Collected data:
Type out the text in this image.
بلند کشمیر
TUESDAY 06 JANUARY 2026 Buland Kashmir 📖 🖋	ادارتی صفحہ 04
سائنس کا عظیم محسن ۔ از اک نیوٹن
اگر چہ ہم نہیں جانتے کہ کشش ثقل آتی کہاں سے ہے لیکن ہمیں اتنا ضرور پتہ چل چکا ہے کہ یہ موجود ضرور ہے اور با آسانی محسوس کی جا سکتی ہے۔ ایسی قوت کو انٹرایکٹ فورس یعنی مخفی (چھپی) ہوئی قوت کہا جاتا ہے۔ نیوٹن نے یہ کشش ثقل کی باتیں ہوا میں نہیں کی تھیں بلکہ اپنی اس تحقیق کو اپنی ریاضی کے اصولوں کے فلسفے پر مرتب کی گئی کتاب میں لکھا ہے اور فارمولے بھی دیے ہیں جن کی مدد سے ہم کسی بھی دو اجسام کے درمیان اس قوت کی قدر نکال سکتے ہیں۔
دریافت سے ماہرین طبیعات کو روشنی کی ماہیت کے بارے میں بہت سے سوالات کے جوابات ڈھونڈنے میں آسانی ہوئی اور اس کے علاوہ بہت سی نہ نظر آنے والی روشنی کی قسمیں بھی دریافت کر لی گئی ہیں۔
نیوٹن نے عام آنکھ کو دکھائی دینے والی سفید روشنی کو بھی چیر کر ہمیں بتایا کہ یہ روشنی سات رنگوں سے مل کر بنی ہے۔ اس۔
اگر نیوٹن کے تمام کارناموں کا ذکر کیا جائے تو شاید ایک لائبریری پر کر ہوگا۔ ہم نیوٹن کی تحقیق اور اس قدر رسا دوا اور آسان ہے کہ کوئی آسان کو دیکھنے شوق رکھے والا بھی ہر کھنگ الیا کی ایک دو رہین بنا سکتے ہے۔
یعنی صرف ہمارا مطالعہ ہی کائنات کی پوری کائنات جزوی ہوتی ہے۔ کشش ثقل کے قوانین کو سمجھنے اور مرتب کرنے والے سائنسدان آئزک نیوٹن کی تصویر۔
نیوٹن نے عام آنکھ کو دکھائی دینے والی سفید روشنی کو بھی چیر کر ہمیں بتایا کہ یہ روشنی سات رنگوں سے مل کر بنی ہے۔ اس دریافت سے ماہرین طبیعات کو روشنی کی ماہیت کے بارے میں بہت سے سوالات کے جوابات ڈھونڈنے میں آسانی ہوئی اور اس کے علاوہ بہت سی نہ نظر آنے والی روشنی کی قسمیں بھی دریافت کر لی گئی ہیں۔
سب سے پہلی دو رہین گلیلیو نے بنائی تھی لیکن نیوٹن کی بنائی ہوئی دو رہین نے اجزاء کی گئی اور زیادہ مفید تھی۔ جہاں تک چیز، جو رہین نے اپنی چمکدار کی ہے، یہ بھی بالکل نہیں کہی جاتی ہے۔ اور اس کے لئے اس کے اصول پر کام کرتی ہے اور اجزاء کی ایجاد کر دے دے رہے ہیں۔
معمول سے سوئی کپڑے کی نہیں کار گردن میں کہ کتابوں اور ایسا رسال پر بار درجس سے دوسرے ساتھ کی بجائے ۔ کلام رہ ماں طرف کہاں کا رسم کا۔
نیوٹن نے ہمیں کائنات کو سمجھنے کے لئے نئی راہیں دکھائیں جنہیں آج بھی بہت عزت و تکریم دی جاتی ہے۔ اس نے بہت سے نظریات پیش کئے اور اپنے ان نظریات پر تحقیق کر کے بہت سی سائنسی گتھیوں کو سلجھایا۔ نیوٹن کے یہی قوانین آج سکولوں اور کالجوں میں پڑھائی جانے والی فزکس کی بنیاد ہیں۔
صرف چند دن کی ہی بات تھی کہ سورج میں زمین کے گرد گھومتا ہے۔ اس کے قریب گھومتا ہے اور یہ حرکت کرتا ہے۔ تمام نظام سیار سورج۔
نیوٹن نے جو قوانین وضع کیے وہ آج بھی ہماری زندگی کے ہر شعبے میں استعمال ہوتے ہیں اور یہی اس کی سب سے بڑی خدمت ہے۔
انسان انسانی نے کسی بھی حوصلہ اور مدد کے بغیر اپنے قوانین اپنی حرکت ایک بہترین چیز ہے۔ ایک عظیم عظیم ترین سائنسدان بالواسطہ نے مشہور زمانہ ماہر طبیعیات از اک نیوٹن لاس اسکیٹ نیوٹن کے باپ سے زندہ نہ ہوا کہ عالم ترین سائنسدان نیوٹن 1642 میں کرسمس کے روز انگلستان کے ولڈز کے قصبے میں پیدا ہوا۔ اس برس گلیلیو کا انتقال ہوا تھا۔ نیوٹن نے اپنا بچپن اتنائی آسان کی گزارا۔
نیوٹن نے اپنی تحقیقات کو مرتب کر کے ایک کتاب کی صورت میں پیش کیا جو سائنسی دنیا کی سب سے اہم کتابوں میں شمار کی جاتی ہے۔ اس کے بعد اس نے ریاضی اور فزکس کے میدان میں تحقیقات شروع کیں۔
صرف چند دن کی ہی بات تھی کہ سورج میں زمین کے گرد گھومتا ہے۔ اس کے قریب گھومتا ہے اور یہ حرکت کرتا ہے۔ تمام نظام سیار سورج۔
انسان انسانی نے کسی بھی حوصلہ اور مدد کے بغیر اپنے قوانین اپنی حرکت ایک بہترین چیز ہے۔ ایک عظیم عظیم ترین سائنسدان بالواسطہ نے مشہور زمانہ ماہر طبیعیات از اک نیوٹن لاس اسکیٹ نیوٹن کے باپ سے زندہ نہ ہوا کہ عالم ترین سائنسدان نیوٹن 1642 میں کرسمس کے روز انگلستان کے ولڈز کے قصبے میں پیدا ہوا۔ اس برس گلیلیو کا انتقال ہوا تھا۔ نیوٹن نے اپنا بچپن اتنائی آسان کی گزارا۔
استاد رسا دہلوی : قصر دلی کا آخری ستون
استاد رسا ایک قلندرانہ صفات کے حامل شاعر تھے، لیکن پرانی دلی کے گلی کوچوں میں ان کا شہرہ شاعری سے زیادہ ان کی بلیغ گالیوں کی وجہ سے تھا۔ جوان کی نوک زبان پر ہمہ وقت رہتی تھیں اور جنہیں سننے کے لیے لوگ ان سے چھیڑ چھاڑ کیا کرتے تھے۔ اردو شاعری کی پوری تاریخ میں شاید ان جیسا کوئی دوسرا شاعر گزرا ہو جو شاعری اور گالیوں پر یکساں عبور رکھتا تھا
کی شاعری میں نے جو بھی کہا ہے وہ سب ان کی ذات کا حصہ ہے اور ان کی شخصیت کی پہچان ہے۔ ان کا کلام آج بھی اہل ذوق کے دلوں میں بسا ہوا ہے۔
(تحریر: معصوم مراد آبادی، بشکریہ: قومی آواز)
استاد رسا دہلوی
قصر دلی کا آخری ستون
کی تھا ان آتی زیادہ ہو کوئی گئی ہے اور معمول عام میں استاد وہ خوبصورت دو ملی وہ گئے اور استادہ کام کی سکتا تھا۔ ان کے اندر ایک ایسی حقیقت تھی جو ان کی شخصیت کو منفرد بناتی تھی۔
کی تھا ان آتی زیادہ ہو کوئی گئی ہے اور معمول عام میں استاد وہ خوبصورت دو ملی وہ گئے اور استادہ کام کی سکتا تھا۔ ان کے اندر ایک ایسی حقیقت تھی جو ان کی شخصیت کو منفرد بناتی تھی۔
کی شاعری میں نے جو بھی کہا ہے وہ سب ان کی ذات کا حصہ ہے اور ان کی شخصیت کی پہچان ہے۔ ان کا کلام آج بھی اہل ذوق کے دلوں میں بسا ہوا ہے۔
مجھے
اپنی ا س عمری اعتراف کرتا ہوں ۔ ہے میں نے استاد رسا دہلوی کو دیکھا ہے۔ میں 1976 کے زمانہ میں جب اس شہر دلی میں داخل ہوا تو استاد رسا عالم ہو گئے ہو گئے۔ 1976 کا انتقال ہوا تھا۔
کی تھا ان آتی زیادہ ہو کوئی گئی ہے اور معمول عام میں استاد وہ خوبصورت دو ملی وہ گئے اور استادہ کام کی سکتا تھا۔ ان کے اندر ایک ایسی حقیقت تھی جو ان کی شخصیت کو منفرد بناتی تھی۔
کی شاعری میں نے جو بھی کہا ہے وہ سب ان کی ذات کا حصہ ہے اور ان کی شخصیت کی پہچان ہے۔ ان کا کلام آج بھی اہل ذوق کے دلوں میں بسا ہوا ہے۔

— What to do —
Say how many lines in the records hold the string "تھیں", and say nothing else.

— Task output —
2